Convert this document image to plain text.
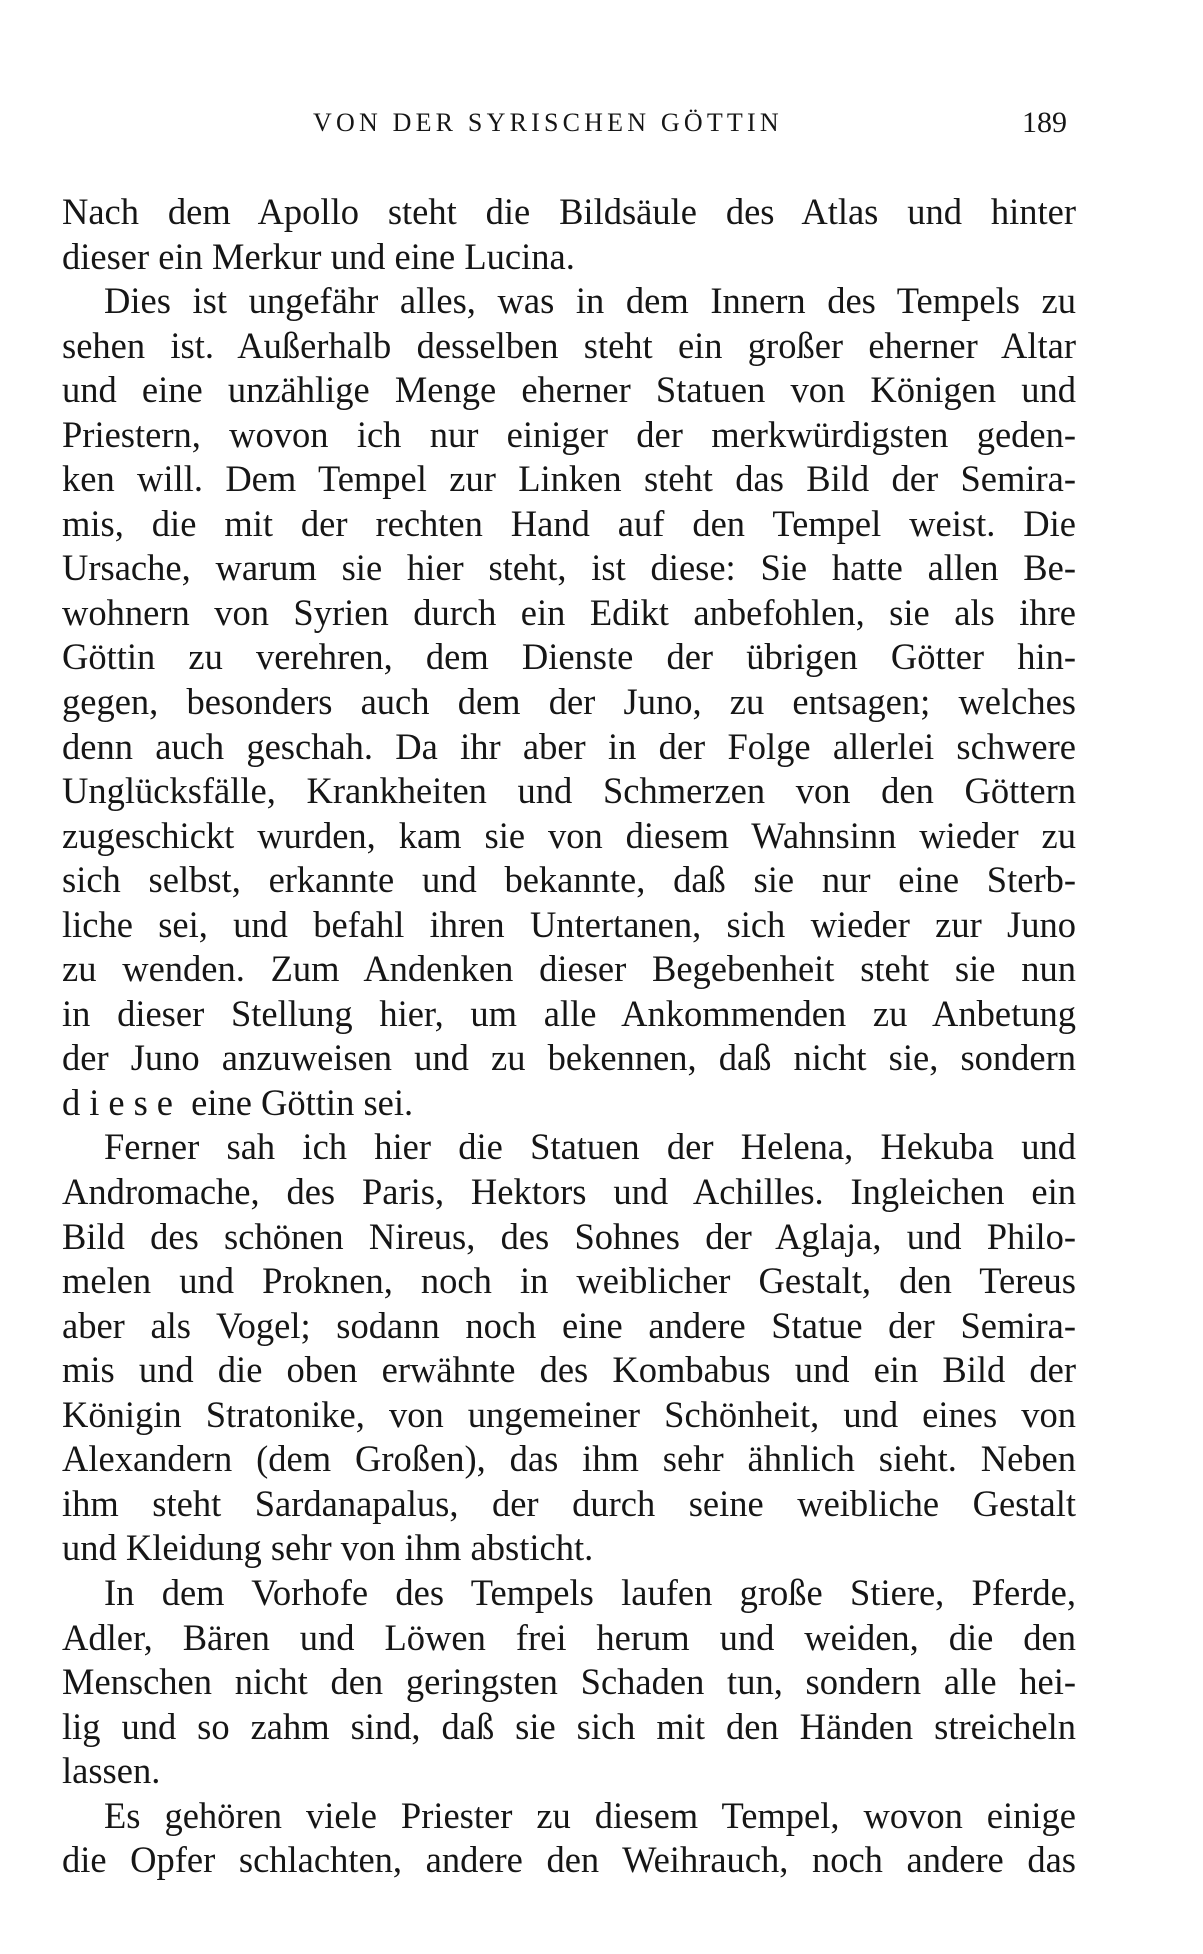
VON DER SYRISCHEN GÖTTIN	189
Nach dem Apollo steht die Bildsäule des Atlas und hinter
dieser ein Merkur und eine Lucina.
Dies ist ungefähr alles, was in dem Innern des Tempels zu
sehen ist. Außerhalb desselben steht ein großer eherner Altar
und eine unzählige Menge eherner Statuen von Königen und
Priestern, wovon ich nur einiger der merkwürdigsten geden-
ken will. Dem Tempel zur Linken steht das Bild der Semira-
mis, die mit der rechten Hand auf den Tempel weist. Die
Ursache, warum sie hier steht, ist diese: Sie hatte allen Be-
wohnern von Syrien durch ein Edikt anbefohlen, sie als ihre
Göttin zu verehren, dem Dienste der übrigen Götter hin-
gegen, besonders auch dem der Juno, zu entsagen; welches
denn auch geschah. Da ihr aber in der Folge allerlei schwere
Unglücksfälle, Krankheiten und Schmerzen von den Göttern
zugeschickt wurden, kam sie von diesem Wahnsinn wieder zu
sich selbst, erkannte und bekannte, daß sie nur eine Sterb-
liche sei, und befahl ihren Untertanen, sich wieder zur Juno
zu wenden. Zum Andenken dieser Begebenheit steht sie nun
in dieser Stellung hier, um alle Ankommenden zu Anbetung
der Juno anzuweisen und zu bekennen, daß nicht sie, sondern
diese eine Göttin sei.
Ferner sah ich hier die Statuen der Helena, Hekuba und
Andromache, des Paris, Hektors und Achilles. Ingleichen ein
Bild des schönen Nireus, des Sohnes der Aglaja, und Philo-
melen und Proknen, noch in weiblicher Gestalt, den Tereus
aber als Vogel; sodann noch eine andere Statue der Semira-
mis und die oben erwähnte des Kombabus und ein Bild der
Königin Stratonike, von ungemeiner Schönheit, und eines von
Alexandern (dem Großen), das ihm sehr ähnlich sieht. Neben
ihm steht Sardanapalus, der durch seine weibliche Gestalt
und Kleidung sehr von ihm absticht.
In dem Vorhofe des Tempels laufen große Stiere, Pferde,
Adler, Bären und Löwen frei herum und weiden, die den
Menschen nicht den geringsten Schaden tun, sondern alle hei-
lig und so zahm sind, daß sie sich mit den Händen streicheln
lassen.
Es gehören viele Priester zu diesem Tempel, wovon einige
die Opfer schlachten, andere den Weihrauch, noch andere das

++++++++++

§ **Job**
Show the lines of the material that contain the word "Statuen".

§ **Solution for this problem**
und eine unzählige Menge eherner Statuen von Königen und
Ferner sah ich hier die Statuen der Helena, Hekuba und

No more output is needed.